Lines holding the string "stress" are the ones to copy from this listing.

── DATA EXCERPTS

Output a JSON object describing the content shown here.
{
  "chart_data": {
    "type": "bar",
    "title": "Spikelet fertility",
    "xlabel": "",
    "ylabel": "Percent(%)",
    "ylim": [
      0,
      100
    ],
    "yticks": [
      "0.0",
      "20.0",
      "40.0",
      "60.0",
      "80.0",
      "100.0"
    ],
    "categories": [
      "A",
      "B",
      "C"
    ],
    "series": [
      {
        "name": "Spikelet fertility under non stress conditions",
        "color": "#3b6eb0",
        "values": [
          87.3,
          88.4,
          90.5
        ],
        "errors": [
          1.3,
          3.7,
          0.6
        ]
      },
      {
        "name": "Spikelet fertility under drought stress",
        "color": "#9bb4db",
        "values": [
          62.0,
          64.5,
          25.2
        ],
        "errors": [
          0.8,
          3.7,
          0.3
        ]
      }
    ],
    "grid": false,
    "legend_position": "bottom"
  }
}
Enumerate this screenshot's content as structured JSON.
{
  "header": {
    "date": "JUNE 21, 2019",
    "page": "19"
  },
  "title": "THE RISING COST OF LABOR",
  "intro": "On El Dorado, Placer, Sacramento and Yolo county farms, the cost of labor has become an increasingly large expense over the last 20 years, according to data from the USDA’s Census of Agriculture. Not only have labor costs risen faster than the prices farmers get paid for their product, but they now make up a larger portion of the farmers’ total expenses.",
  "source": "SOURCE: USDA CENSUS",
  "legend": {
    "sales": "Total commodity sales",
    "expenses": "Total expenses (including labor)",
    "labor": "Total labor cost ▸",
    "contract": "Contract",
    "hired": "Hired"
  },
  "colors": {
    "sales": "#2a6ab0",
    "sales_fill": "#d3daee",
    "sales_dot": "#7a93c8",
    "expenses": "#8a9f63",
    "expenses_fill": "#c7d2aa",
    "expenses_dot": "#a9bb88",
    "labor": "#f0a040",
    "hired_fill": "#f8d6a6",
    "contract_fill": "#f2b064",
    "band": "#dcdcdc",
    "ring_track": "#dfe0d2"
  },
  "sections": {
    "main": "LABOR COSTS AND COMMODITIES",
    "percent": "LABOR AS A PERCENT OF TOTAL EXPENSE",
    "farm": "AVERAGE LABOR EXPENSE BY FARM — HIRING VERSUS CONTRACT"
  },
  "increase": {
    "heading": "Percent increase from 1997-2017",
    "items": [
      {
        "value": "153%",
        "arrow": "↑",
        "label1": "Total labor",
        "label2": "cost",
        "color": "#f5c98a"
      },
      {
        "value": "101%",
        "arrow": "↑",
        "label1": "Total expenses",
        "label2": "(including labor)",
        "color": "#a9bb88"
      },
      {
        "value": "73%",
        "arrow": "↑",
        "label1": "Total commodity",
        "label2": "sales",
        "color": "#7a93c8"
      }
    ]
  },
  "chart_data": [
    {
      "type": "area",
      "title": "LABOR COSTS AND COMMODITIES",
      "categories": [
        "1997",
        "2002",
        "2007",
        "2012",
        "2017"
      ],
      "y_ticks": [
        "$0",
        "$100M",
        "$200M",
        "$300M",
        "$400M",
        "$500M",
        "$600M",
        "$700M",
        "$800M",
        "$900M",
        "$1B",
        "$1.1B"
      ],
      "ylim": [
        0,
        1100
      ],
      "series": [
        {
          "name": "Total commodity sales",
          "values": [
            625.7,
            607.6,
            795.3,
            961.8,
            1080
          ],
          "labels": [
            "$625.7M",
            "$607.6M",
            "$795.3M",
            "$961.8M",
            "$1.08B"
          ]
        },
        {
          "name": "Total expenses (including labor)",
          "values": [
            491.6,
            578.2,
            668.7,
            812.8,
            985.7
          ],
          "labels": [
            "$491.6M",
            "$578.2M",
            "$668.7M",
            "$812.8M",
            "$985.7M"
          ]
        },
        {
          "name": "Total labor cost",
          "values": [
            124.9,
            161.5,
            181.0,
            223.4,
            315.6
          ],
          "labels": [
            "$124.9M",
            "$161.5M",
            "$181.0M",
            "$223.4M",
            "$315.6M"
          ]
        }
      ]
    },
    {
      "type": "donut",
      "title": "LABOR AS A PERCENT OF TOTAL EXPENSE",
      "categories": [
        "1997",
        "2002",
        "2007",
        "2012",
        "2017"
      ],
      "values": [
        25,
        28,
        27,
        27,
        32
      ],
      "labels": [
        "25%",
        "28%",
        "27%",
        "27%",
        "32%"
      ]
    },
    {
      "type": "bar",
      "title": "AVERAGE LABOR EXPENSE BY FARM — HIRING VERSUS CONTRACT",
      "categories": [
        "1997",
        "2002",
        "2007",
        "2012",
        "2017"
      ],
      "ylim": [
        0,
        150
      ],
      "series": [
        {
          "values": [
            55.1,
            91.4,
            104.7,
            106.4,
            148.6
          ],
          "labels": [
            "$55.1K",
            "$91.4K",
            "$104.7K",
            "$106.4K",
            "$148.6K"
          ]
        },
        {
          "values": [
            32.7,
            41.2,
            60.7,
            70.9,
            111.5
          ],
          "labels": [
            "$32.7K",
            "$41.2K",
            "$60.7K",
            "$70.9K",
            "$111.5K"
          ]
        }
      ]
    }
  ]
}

────

> COMPLETED TASK
        "name": "Spikelet fertility under non stress conditions",
        "name": "Spikelet fertility under drought stress",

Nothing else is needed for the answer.